(Dataset records)
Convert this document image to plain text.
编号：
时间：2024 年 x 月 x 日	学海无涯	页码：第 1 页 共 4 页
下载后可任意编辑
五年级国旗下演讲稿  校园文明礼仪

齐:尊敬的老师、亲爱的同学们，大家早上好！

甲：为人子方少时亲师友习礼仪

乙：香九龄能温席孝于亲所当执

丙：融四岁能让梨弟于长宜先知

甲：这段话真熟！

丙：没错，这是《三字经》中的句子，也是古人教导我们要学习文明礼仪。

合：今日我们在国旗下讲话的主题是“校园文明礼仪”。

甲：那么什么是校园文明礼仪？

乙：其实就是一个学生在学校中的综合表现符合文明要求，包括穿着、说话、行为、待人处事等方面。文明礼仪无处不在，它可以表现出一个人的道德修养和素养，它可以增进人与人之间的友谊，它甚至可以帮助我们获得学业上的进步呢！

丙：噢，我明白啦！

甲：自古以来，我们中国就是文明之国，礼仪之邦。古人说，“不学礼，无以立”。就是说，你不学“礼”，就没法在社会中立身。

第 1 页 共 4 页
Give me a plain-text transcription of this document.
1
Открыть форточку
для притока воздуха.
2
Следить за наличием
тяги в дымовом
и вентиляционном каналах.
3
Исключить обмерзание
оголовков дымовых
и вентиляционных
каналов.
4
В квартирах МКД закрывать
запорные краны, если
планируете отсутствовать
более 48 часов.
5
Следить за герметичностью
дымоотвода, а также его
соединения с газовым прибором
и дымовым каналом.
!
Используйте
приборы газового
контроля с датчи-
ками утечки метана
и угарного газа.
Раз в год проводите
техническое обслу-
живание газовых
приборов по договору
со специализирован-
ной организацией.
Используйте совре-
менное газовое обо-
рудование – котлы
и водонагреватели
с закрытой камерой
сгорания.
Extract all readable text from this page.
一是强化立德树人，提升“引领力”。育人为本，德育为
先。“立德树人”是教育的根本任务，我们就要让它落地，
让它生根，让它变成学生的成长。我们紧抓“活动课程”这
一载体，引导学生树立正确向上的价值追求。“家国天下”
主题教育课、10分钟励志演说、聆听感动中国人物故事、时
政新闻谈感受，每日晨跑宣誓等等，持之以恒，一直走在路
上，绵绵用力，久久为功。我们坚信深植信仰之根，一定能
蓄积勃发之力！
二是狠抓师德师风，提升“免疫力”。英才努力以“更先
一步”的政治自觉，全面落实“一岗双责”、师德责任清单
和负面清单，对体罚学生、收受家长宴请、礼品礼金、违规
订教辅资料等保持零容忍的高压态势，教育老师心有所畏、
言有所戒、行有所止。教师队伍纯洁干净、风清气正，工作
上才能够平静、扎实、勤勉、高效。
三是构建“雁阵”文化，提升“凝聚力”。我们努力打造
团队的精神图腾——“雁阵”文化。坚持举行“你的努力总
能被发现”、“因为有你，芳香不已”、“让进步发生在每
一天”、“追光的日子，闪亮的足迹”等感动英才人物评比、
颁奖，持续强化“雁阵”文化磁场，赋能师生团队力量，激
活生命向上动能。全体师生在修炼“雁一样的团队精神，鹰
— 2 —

• **WHAT TO WORK ON**
In the listing above, find the line containing "Extract all readable text from this page." and please quote exactly that line through the last one, and no other lines.

• **WRITTEN RESPONSE**
Extract all readable text from this page.
一是强化立德树人，提升“引领力”。育人为本，德育为
先。“立德树人”是教育的根本任务，我们就要让它落地，
让它生根，让它变成学生的成长。我们紧抓“活动课程”这
一载体，引导学生树立正确向上的价值追求。“家国天下”
主题教育课、10分钟励志演说、聆听感动中国人物故事、时
政新闻谈感受，每日晨跑宣誓等等，持之以恒，一直走在路
上，绵绵用力，久久为功。我们坚信深植信仰之根，一定能
蓄积勃发之力！
二是狠抓师德师风，提升“免疫力”。英才努力以“更先
一步”的政治自觉，全面落实“一岗双责”、师德责任清单
和负面清单，对体罚学生、收受家长宴请、礼品礼金、违规
订教辅资料等保持零容忍的高压态势，教育老师心有所畏、
言有所戒、行有所止。教师队伍纯洁干净、风清气正，工作
上才能够平静、扎实、勤勉、高效。
三是构建“雁阵”文化，提升“凝聚力”。我们努力打造
团队的精神图腾——“雁阵”文化。坚持举行“你的努力总
能被发现”、“因为有你，芳香不已”、“让进步发生在每
一天”、“追光的日子，闪亮的足迹”等感动英才人物评比、
颁奖，持续强化“雁阵”文化磁场，赋能师生团队力量，激
活生命向上动能。全体师生在修炼“雁一样的团队精神，鹰
— 2 —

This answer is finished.